(Beginning of Data for review)

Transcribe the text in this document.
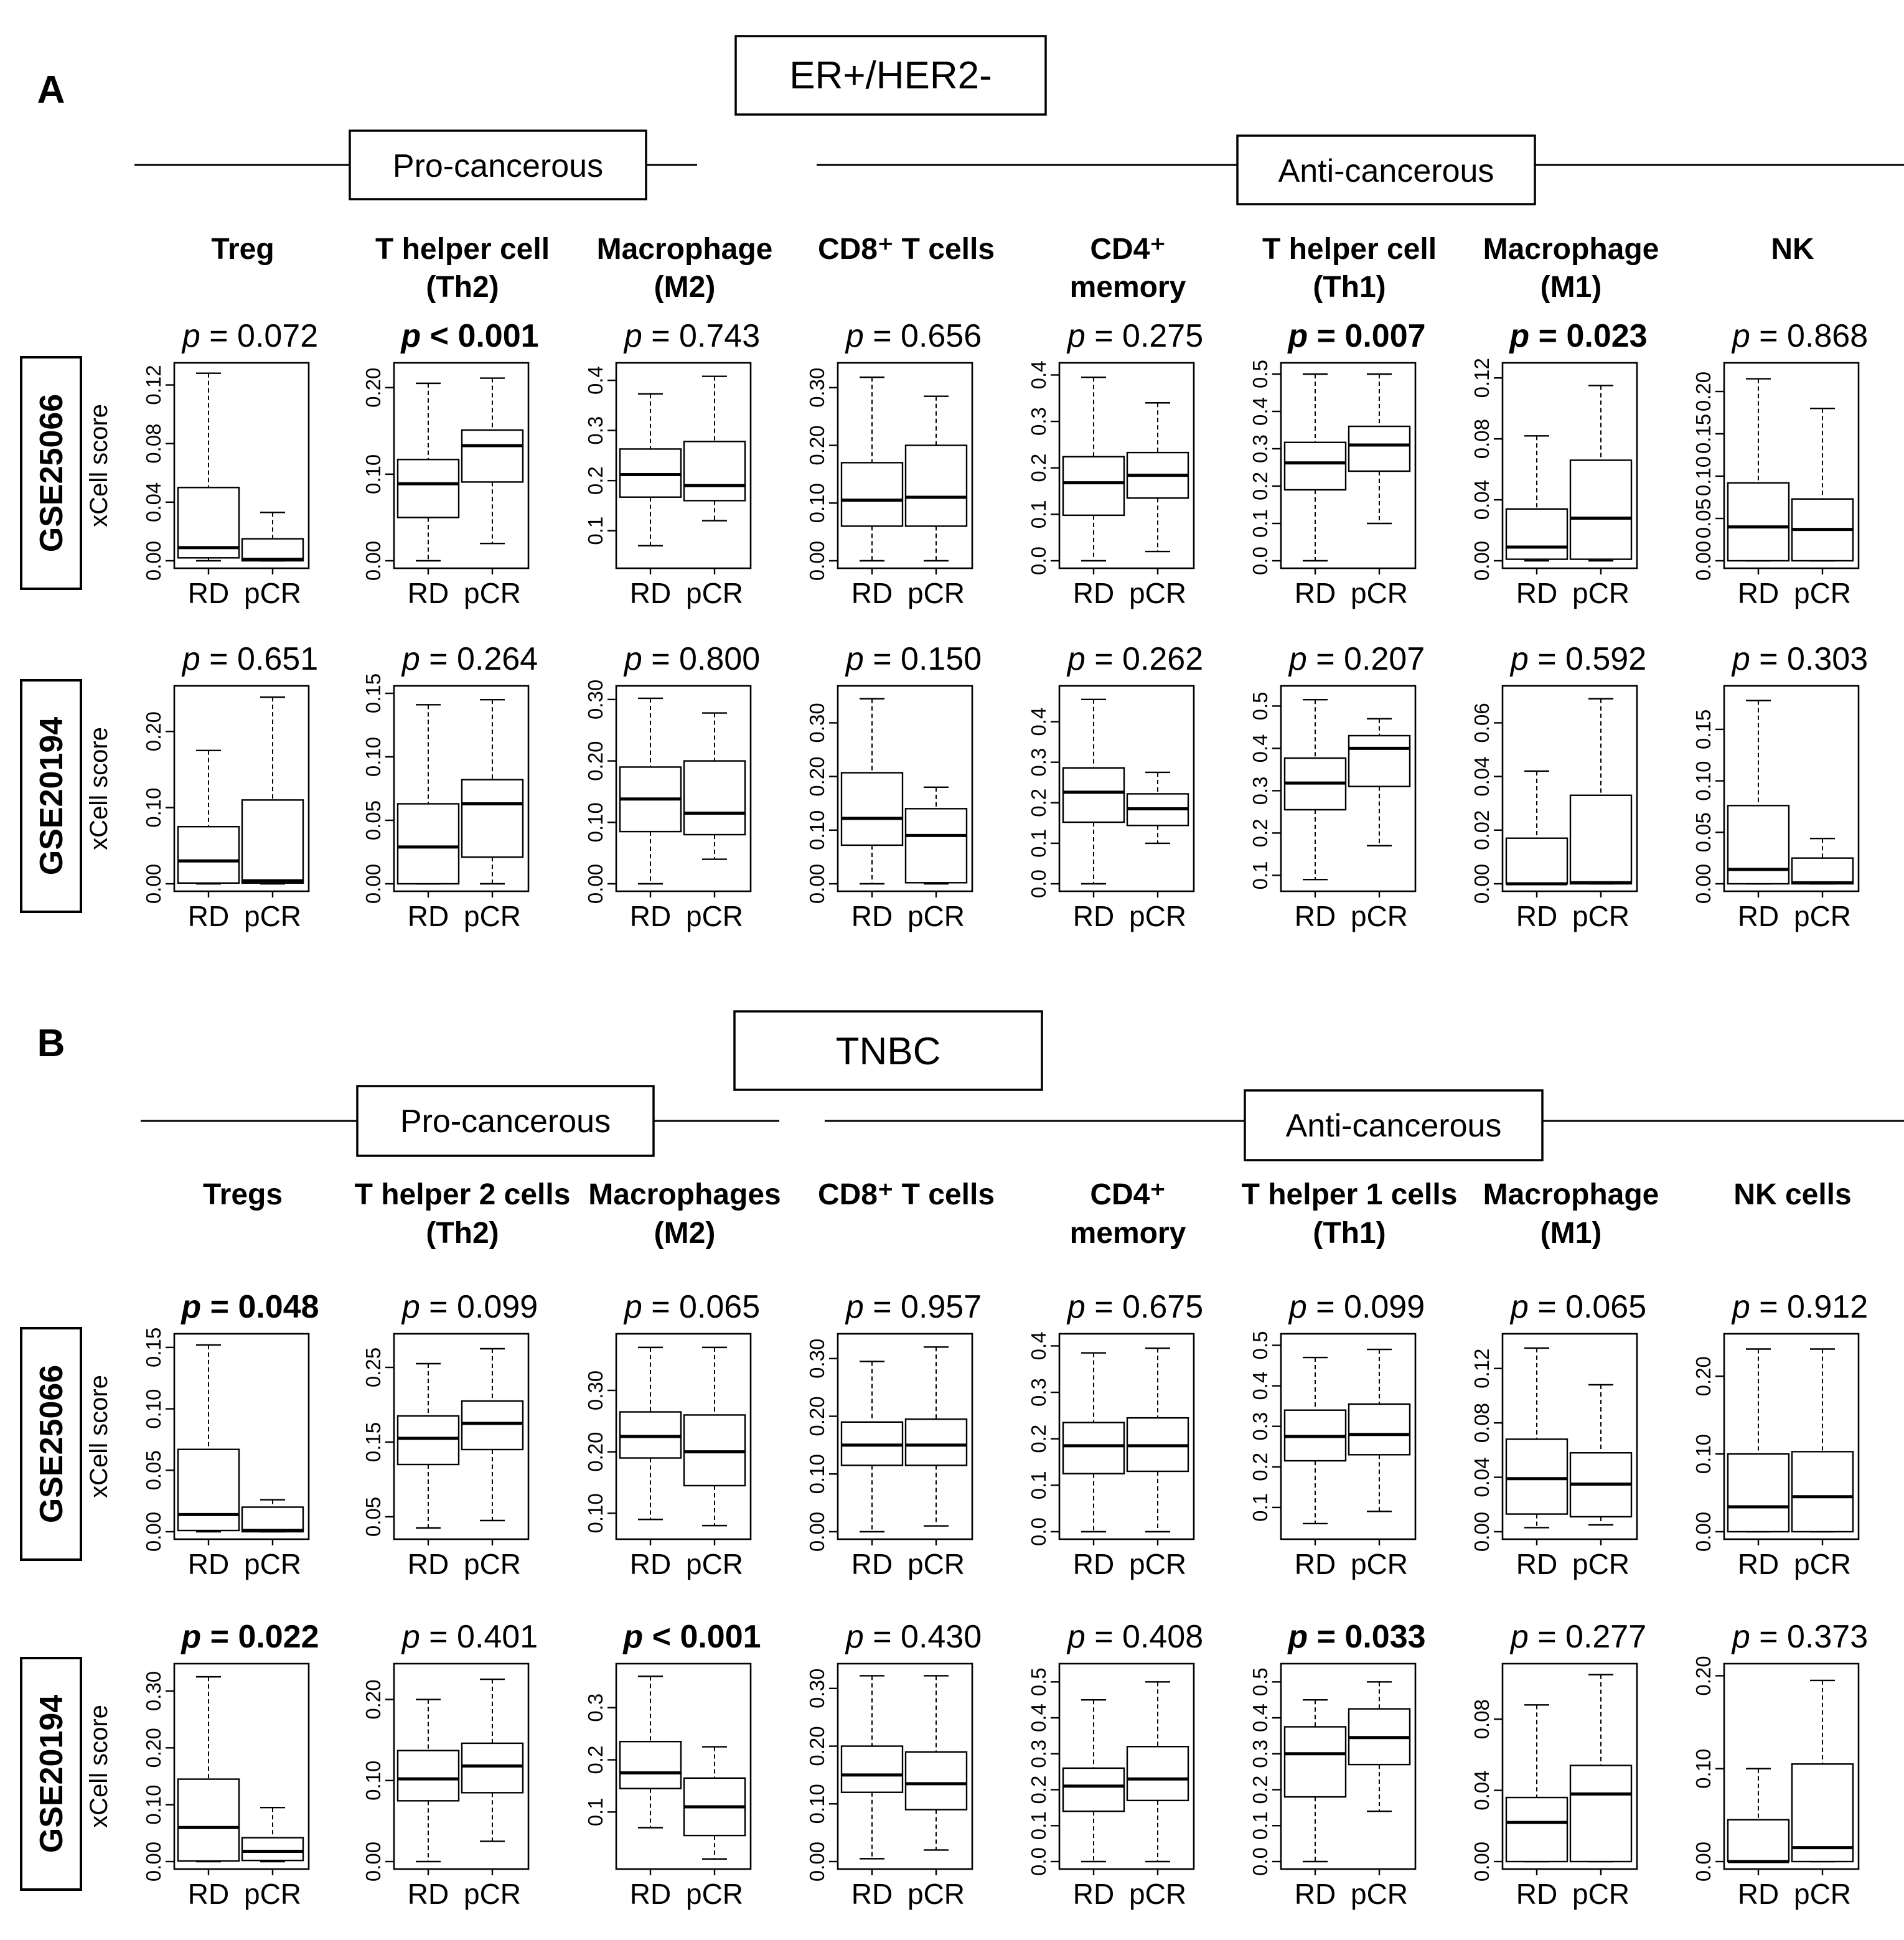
A	ER+/HER2-
Pro-cancerous	Anti-cancerous
Treg	T helper cell
(Th2)
Macrophage
(M2)
CD8⁺ T cells	CD4⁺
memory
T helper cell
(Th1)
Macrophage
(M1)
NK
GSE25066 xCell score
GSE20194 xCell score
B	TNBC
Pro-cancerous	Anti-cancerous
Tregs T helper 2 cells
(Th2)
Macrophages
(M2)
CD8⁺ T cells	CD4⁺
memory
T helper 1 cells
(Th1)
Macrophage
(M1)
NK cells
GSE25066 xCell score
GSE20194 xCell score
p = 0.072
0.00
0.04
0.08
0.12
RD pCR
p < 0.001
0.00
0.10
0.20
RD pCR
p = 0.743
0.1
0.2
0.3
0.4
RD pCR
p = 0.656
0.00
0.10
0.20
0.30
RD pCR
p = 0.275
0.0
0.1
0.2
0.3
0.4
RD pCR
p = 0.007
0.0
0.1
0.2
0.3
0.4
0.5
RD pCR
p = 0.023
0.00
0.04
0.08
0.12
RD pCR
p = 0.868
0.00
0.05
0.10
0.15
0.20
RD pCR
p = 0.651
0.00
0.10
0.20
RD pCR
p = 0.264
0.00
0.05
0.10
0.15
RD pCR
p = 0.800
0.00
0.10
0.20
0.30
RD pCR
p = 0.150
0.00
0.10
0.20
0.30
RD pCR
p = 0.262
0.0
0.1
0.2
0.3
0.4
RD pCR
p = 0.207
0.1
0.2
0.3
0.4
0.5
RD pCR
p = 0.592
0.00
0.02
0.04
0.06
RD pCR
p = 0.303
0.00
0.05
0.10
0.15
RD pCR
p = 0.048
0.00
0.05
0.10
0.15
RD pCR
p = 0.099
0.05
0.15
0.25
RD pCR
p = 0.065
0.10
0.20
0.30
RD pCR
p = 0.957
0.00
0.10
0.20
0.30
RD pCR
p = 0.675
0.0
0.1
0.2
0.3
0.4
RD pCR
p = 0.099
0.1
0.2
0.3
0.4
0.5
RD pCR
p = 0.065
0.00
0.04
0.08
0.12
RD pCR
p = 0.912
0.00
0.10
0.20
RD pCR
p = 0.022
0.00
0.10
0.20
0.30
RD pCR
p = 0.401
0.00
0.10
0.20
RD pCR
p < 0.001
0.1
0.2
0.3
RD pCR
p = 0.430
0.00
0.10
0.20
0.30
RD pCR
p = 0.408
0.0
0.1
0.2
0.3
0.4
0.5
RD pCR
p = 0.033
0.0
0.1
0.2
0.3
0.4
0.5
RD pCR
p = 0.277
0.00
0.04
0.08
RD pCR
p = 0.373
0.00
0.10
0.20
RD pCR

(End of Data for review)

Exercise details: Retype all the records exactly and keep out every picture.

Solution below:
Transcribe the text in this document.
A	ER+/HER2-
Pro-cancerous	Anti-cancerous
Treg	T helper cell
(Th2)
Macrophage
(M2)
CD8⁺ T cells	CD4⁺
memory
T helper cell
(Th1)
Macrophage
(M1)
NK
GSE25066 xCell score
GSE20194 xCell score
B	TNBC
Pro-cancerous	Anti-cancerous
Tregs T helper 2 cells
(Th2)
Macrophages
(M2)
CD8⁺ T cells	CD4⁺
memory
T helper 1 cells
(Th1)
Macrophage
(M1)
NK cells
GSE25066 xCell score
GSE20194 xCell score
p = 0.072
0.00
0.04
0.08
0.12
RD pCR
p < 0.001
0.00
0.10
0.20
RD pCR
p = 0.743
0.1
0.2
0.3
0.4
RD pCR
p = 0.656
0.00
0.10
0.20
0.30
RD pCR
p = 0.275
0.0
0.1
0.2
0.3
0.4
RD pCR
p = 0.007
0.0
0.1
0.2
0.3
0.4
0.5
RD pCR
p = 0.023
0.00
0.04
0.08
0.12
RD pCR
p = 0.868
0.00
0.05
0.10
0.15
0.20
RD pCR
p = 0.651
0.00
0.10
0.20
RD pCR
p = 0.264
0.00
0.05
0.10
0.15
RD pCR
p = 0.800
0.00
0.10
0.20
0.30
RD pCR
p = 0.150
0.00
0.10
0.20
0.30
RD pCR
p = 0.262
0.0
0.1
0.2
0.3
0.4
RD pCR
p = 0.207
0.1
0.2
0.3
0.4
0.5
RD pCR
p = 0.592
0.00
0.02
0.04
0.06
RD pCR
p = 0.303
0.00
0.05
0.10
0.15
RD pCR
p = 0.048
0.00
0.05
0.10
0.15
RD pCR
p = 0.099
0.05
0.15
0.25
RD pCR
p = 0.065
0.10
0.20
0.30
RD pCR
p = 0.957
0.00
0.10
0.20
0.30
RD pCR
p = 0.675
0.0
0.1
0.2
0.3
0.4
RD pCR
p = 0.099
0.1
0.2
0.3
0.4
0.5
RD pCR
p = 0.065
0.00
0.04
0.08
0.12
RD pCR
p = 0.912
0.00
0.10
0.20
RD pCR
p = 0.022
0.00
0.10
0.20
0.30
RD pCR
p = 0.401
0.00
0.10
0.20
RD pCR
p < 0.001
0.1
0.2
0.3
RD pCR
p = 0.430
0.00
0.10
0.20
0.30
RD pCR
p = 0.408
0.0
0.1
0.2
0.3
0.4
0.5
RD pCR
p = 0.033
0.0
0.1
0.2
0.3
0.4
0.5
RD pCR
p = 0.277
0.00
0.04
0.08
RD pCR
p = 0.373
0.00
0.10
0.20
RD pCR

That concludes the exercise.